*Problem description:*
Find the lines with "flexbox" in them and copy them out.

*Listing:*
===============
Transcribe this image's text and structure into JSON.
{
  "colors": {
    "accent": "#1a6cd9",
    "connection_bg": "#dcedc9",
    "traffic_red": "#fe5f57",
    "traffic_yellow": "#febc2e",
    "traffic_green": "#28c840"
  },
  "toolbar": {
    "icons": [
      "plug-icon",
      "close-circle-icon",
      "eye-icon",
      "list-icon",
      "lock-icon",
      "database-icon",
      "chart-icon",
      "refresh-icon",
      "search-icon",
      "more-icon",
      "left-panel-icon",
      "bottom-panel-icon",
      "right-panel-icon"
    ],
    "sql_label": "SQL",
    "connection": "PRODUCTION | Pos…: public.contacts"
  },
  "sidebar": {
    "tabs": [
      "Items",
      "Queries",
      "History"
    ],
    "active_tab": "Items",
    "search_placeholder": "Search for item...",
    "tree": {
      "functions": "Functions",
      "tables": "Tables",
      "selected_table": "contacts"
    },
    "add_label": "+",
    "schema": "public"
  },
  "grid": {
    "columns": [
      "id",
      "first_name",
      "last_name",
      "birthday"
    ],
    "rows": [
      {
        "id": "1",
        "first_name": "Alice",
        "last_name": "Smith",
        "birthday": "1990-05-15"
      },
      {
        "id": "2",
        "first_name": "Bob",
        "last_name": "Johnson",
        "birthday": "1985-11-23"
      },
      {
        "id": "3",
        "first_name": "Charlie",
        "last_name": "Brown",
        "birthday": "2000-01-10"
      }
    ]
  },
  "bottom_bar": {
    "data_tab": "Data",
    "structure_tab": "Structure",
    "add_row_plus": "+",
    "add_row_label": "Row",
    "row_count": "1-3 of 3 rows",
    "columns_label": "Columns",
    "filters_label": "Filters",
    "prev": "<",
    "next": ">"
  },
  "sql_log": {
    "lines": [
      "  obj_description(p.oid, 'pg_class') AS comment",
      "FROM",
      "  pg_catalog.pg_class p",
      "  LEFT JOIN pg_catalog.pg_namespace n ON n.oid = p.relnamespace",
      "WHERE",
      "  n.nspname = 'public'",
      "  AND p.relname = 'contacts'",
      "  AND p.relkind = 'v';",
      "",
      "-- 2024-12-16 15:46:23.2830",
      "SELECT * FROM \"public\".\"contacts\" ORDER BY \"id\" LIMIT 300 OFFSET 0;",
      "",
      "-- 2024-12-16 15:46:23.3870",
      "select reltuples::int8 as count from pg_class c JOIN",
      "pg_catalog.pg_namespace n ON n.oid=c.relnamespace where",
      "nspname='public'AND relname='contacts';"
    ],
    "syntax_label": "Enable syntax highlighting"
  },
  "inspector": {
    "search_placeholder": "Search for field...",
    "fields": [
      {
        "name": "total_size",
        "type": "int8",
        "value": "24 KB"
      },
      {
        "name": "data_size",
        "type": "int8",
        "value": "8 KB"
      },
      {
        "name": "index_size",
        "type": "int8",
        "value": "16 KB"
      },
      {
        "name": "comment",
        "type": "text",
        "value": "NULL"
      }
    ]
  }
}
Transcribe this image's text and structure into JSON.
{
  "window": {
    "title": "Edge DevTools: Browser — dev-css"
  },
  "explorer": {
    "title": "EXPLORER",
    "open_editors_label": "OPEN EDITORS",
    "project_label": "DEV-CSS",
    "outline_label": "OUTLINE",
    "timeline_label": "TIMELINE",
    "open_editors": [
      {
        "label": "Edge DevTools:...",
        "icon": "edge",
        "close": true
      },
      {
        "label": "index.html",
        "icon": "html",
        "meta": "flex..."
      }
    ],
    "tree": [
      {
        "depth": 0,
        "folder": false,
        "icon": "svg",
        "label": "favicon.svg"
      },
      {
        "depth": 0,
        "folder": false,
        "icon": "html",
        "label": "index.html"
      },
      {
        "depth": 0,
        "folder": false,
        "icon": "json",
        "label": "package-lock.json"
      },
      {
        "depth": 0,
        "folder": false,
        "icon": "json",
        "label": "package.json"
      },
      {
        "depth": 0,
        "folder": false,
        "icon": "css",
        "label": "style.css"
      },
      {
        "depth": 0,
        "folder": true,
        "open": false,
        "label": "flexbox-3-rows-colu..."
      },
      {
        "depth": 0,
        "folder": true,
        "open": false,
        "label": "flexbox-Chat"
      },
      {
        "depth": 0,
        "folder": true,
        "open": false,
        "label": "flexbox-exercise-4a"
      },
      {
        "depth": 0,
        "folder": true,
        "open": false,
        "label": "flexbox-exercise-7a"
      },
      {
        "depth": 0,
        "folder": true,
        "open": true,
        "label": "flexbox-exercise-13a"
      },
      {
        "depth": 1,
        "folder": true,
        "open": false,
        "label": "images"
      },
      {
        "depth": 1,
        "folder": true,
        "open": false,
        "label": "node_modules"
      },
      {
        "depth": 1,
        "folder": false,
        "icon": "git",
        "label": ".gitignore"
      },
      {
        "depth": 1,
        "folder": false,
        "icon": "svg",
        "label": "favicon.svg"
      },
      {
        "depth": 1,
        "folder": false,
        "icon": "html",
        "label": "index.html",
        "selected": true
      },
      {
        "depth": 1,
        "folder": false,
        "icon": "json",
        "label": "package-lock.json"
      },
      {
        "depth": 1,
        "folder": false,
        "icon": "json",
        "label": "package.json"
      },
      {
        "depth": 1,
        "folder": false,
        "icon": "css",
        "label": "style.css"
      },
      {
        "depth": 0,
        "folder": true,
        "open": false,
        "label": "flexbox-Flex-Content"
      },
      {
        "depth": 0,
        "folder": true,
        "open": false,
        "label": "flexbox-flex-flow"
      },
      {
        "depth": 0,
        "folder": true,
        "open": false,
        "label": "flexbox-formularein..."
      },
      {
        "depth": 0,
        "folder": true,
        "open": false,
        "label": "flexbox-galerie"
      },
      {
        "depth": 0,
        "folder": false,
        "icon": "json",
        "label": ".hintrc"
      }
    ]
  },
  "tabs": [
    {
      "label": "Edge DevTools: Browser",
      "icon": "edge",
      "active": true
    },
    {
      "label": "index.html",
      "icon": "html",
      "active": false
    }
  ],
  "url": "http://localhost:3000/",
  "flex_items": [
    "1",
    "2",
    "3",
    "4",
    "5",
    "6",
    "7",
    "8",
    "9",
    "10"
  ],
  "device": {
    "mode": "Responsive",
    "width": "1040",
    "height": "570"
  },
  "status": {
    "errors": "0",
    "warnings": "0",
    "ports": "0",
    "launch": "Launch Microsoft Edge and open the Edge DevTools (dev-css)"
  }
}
===============
*Solution:*
        "label": "flexbox-3-rows-colu..."
        "label": "flexbox-Chat"
        "label": "flexbox-exercise-4a"
        "label": "flexbox-exercise-7a"
        "label": "flexbox-exercise-13a"
        "label": "flexbox-Flex-Content"
        "label": "flexbox-flex-flow"
        "label": "flexbox-formularein..."
        "label": "flexbox-galerie"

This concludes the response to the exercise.